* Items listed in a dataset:
## begin

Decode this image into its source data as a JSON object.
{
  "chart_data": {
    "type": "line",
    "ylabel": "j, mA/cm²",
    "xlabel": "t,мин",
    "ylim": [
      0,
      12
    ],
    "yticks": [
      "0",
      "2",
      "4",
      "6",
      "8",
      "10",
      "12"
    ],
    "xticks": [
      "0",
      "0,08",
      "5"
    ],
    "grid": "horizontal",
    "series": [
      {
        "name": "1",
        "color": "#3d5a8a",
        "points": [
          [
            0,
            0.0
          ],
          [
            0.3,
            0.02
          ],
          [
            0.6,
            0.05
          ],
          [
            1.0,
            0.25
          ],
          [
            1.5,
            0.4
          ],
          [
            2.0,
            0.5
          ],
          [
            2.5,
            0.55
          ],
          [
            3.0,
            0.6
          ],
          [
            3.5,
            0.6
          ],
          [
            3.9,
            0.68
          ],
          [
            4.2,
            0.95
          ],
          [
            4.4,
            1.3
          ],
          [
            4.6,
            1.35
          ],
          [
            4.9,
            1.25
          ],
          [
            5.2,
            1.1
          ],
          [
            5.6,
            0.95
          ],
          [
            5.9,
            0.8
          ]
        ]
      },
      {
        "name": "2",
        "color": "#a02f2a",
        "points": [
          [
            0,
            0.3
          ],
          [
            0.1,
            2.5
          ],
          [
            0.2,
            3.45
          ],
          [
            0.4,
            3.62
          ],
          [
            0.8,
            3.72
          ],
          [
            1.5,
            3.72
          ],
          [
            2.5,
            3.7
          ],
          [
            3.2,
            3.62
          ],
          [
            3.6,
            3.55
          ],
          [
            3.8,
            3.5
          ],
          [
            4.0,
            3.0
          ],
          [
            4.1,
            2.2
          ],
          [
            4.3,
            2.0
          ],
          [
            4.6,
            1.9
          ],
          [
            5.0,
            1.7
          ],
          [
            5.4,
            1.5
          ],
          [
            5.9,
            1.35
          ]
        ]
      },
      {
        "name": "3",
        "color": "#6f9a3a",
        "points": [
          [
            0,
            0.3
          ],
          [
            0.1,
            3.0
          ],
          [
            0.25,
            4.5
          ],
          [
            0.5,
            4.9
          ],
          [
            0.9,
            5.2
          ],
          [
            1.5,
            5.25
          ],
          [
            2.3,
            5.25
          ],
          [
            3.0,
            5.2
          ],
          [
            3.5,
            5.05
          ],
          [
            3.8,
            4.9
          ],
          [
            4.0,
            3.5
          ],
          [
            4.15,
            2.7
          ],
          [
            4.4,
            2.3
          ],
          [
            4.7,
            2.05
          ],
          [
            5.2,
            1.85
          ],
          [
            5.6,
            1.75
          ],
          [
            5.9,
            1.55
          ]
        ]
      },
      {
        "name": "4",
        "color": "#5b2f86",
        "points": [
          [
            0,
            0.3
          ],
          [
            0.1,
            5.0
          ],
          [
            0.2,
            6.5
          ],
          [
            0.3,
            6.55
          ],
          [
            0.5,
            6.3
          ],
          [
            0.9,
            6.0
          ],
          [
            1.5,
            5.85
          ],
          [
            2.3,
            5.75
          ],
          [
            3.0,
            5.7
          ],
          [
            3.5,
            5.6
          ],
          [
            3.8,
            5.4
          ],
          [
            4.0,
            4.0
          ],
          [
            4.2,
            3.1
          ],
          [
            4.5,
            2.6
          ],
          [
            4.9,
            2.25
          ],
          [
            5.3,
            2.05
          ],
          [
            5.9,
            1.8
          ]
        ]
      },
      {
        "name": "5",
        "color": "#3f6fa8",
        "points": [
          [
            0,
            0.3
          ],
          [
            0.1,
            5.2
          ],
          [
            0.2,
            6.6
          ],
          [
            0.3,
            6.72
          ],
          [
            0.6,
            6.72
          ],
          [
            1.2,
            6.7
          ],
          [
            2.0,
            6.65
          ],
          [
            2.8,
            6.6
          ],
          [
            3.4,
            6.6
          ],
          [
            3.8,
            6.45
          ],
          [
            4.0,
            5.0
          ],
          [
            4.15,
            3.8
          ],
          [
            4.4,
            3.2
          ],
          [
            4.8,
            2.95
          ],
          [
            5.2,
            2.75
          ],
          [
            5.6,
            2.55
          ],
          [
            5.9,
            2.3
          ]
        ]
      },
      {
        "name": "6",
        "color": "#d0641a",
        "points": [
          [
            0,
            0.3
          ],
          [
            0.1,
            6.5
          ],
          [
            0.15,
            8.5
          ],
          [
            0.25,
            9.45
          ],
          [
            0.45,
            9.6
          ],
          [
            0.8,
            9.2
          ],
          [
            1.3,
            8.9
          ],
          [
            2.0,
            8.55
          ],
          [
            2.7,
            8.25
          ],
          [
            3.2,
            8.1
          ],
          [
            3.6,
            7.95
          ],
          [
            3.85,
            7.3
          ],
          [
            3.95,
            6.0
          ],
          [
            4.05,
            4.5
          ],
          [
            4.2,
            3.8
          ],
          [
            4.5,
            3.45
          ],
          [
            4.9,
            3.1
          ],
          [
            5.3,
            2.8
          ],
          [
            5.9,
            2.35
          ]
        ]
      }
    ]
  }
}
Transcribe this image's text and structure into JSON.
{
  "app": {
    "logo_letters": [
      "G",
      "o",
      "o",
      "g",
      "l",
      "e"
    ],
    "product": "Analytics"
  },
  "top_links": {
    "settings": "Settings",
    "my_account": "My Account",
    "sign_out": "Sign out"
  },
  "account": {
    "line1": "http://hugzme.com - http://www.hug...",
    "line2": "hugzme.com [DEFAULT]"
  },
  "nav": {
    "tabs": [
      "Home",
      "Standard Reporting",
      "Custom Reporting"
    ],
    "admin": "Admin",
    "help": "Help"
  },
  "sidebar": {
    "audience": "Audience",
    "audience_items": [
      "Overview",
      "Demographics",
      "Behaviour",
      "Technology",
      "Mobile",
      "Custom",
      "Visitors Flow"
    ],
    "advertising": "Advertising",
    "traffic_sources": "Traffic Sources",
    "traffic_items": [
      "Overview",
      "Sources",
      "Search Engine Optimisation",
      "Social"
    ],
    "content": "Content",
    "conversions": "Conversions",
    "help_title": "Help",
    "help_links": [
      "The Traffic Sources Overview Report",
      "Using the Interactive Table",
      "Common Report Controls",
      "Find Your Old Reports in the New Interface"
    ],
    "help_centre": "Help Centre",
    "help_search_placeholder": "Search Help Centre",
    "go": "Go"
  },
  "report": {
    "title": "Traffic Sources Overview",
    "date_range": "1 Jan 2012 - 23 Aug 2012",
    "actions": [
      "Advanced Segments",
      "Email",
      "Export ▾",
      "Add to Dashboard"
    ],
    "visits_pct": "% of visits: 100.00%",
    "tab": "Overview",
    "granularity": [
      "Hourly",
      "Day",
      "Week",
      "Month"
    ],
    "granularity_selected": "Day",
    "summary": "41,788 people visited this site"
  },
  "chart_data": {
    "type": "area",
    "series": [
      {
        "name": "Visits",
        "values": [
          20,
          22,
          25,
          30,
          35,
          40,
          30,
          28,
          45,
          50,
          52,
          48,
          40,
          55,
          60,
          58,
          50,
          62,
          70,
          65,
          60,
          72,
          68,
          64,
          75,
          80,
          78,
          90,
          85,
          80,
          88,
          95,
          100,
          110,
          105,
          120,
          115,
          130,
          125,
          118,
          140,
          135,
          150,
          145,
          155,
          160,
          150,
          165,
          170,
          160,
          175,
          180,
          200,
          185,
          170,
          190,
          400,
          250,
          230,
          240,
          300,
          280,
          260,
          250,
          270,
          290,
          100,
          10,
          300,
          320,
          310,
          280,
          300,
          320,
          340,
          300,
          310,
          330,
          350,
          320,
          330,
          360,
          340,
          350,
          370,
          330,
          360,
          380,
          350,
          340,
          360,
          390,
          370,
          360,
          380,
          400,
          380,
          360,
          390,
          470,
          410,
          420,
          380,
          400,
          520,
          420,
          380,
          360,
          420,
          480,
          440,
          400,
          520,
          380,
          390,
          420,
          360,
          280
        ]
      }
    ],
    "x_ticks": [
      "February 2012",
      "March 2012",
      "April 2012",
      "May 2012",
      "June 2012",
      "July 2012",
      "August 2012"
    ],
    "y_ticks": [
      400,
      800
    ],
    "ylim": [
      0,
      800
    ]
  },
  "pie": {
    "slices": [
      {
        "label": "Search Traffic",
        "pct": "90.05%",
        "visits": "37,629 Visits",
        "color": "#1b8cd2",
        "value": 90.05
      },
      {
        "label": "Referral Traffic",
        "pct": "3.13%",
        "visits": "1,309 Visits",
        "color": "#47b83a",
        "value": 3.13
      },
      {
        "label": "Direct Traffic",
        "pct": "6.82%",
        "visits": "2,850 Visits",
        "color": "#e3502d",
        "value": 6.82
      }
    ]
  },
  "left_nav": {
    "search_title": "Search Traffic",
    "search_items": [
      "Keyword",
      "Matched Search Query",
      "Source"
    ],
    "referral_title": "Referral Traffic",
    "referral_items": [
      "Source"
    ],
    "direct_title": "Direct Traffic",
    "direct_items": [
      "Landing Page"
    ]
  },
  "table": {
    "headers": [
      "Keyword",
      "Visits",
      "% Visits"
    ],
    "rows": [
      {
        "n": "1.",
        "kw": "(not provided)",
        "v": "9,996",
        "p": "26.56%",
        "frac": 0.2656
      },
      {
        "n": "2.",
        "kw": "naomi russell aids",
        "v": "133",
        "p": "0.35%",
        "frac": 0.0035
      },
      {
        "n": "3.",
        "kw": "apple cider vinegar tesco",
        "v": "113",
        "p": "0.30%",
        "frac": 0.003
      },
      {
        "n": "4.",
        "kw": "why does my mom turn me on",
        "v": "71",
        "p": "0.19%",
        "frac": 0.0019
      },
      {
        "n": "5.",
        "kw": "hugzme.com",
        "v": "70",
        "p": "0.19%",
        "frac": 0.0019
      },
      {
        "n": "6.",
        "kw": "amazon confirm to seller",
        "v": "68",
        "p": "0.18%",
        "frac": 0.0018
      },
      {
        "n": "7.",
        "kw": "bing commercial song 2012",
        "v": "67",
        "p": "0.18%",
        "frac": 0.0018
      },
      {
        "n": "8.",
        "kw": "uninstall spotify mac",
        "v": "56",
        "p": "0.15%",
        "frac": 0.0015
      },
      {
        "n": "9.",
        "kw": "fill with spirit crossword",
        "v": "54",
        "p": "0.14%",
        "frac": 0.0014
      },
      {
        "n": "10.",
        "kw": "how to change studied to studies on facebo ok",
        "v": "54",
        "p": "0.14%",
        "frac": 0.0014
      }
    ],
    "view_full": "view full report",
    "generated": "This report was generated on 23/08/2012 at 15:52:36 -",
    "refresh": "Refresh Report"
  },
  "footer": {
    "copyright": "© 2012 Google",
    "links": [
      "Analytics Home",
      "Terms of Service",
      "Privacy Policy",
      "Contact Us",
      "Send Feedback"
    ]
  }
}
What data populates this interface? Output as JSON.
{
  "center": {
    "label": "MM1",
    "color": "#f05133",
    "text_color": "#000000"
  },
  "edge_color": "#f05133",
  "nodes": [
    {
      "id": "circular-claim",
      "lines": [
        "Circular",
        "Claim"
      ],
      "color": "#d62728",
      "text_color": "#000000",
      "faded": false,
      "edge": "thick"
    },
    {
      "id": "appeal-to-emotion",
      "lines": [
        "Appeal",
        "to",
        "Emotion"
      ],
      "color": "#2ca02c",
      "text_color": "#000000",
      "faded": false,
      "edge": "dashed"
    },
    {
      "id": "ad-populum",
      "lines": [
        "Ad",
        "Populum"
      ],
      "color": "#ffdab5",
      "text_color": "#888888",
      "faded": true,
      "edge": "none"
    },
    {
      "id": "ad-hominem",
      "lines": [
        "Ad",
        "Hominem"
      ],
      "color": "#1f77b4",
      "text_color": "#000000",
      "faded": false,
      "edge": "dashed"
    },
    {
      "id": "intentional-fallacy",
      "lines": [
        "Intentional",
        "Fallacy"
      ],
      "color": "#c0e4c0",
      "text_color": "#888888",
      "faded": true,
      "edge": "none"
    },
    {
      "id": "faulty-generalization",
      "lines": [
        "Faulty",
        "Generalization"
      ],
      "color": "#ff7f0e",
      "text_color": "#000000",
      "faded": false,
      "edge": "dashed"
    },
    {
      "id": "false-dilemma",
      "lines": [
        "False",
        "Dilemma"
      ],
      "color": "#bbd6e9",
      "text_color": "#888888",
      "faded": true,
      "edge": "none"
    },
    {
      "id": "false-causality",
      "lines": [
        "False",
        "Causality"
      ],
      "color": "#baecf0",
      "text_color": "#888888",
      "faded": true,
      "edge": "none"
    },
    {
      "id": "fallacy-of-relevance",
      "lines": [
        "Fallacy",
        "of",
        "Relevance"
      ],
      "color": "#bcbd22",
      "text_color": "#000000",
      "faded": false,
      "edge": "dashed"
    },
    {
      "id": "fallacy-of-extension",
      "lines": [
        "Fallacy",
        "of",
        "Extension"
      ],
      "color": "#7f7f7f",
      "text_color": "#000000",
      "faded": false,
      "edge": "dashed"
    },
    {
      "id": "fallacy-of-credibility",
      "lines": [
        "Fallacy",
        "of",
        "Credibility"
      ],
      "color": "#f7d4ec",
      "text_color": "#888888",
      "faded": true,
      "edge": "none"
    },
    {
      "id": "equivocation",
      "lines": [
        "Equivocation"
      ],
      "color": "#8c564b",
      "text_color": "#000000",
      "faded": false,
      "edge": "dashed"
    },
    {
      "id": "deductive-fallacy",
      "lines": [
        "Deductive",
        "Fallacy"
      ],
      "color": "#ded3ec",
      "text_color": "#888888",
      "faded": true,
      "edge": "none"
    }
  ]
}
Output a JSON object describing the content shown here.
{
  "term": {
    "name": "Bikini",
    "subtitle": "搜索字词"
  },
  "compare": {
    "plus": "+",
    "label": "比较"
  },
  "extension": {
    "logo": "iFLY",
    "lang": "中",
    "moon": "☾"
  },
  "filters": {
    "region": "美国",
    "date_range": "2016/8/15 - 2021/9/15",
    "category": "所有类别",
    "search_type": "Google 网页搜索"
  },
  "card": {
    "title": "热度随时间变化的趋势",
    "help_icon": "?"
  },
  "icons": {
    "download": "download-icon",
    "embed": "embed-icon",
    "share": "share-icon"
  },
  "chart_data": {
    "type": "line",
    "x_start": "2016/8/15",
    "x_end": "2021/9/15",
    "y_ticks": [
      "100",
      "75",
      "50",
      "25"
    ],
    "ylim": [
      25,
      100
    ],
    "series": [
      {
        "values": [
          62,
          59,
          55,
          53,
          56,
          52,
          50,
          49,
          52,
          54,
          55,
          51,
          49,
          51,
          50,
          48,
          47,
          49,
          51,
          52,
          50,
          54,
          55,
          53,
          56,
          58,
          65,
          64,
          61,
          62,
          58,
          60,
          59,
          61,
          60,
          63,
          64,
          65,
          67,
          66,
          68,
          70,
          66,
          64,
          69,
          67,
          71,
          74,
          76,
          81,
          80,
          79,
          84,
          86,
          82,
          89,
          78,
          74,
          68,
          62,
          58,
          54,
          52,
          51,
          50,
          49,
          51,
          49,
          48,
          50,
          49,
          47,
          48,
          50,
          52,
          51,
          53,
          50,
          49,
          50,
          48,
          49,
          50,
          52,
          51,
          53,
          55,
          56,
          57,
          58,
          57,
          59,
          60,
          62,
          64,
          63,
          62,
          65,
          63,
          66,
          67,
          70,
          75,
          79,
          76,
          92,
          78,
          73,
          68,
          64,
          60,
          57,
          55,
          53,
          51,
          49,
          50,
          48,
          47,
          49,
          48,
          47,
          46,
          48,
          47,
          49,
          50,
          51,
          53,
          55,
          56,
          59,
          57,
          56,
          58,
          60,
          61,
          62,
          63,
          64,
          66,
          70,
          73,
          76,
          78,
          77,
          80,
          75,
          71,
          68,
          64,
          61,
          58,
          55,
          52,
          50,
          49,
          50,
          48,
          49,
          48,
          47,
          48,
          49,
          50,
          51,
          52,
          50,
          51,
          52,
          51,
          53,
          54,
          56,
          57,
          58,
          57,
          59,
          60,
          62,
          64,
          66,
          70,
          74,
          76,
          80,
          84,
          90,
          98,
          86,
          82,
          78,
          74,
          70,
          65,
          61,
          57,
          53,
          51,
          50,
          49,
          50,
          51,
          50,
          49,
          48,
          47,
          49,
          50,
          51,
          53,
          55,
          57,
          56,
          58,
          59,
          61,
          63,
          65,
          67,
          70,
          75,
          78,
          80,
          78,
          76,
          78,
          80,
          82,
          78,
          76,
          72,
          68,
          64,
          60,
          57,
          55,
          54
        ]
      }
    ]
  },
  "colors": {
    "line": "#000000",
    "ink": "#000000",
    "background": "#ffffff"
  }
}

## end

* EXERCISE AIM: Work through the records above line by line and count those that hold the string "name". Give only the result.

* ANSWER: 8